PROBLEM DESCRIPTION: Starting at the beginning of the listing and ending at the line that contains "cell-eye[interactable] [628,664,658,689]", write the lines out again with "bbox" switched to "bounding box" and nothing else changed.

-- START RECORD EXTRACTS --

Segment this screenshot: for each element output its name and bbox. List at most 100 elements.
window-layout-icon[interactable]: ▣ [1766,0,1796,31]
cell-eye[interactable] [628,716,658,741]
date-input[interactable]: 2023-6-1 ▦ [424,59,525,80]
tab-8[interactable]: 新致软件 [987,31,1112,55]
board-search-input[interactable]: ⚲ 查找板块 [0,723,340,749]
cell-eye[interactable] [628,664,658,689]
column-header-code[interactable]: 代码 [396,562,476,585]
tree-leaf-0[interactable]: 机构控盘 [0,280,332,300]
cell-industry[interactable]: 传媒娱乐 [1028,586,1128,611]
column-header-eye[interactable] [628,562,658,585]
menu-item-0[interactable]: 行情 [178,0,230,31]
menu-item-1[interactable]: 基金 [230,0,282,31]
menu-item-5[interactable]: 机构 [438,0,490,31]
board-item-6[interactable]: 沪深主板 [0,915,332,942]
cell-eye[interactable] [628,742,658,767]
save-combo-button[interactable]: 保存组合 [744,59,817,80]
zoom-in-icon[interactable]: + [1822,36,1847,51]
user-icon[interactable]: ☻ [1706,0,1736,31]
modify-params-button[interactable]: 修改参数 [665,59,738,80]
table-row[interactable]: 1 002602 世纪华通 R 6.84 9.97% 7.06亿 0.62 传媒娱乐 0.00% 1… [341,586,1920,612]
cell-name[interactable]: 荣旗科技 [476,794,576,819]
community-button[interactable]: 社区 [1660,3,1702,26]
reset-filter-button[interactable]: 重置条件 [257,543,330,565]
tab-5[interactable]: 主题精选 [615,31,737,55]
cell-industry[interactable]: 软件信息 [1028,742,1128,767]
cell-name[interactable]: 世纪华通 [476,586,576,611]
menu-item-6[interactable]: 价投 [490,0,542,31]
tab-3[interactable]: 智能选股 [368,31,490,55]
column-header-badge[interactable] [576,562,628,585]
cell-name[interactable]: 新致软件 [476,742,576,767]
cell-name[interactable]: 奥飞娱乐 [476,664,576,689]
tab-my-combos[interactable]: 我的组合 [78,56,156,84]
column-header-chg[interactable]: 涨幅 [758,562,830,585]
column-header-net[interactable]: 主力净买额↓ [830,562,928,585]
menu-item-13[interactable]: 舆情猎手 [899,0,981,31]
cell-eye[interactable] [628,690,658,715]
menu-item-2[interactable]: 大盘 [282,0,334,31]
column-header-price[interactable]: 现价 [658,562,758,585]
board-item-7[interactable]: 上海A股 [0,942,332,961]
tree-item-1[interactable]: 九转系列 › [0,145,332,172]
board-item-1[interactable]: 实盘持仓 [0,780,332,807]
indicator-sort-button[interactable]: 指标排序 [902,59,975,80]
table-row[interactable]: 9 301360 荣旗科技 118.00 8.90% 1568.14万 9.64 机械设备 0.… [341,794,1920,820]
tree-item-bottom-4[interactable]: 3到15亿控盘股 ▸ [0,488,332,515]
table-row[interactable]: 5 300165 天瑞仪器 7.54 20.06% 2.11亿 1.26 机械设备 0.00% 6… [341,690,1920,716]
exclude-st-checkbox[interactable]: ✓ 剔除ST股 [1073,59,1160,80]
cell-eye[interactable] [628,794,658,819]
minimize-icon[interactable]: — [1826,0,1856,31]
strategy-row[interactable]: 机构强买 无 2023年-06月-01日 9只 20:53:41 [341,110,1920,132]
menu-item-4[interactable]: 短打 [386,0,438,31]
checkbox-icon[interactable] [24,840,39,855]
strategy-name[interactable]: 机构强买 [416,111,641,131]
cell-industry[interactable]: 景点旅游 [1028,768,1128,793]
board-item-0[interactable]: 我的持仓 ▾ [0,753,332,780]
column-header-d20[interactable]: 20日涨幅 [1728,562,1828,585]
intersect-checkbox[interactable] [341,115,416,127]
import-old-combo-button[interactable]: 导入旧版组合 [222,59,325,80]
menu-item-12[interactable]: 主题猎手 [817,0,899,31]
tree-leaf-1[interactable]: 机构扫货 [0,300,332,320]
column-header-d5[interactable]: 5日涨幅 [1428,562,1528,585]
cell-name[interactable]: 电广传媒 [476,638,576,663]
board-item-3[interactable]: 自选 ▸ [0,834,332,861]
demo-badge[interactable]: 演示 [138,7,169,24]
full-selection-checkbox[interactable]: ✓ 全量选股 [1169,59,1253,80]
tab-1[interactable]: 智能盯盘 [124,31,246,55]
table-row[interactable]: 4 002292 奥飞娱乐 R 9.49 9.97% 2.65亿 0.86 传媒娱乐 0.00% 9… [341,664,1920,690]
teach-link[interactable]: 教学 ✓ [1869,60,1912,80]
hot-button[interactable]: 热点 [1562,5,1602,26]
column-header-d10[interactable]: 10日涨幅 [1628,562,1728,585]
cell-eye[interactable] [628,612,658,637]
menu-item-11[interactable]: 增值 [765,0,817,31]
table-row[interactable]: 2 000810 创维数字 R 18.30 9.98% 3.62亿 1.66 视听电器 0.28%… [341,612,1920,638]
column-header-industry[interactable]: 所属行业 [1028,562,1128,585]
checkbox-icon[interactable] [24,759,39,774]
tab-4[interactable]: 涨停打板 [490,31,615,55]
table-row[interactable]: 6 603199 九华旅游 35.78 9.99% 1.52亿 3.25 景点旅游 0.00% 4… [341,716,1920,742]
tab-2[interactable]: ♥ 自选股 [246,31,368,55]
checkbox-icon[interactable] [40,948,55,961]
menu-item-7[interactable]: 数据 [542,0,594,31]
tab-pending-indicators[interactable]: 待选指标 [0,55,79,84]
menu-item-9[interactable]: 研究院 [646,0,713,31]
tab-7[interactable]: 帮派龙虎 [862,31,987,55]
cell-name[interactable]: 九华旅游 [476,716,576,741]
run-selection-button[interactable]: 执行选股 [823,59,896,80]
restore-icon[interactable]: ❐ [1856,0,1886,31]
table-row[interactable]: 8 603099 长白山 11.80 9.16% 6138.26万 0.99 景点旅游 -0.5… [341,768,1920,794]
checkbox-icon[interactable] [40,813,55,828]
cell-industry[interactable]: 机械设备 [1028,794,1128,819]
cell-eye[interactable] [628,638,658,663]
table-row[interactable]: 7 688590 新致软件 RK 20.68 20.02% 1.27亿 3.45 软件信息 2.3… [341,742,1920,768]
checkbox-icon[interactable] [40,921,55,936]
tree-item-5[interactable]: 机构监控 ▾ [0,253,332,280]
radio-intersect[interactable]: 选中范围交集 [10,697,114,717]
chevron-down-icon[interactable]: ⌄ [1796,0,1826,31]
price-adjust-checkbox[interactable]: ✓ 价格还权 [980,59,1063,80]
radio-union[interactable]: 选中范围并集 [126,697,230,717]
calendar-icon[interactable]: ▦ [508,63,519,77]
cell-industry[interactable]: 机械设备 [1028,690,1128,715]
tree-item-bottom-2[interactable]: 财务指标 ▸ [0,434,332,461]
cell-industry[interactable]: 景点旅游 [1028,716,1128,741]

-- END RECORD EXTRACTS --

SOLVED PROBLEM:
Segment this screenshot: for each element output its name and bounding box. List at most 100 elements.
window-layout-icon[interactable]: ▣ [1766,0,1796,31]
cell-eye[interactable] [628,716,658,741]
date-input[interactable]: 2023-6-1 ▦ [424,59,525,80]
tab-8[interactable]: 新致软件 [987,31,1112,55]
board-search-input[interactable]: ⚲ 查找板块 [0,723,340,749]
cell-eye[interactable] [628,664,658,689]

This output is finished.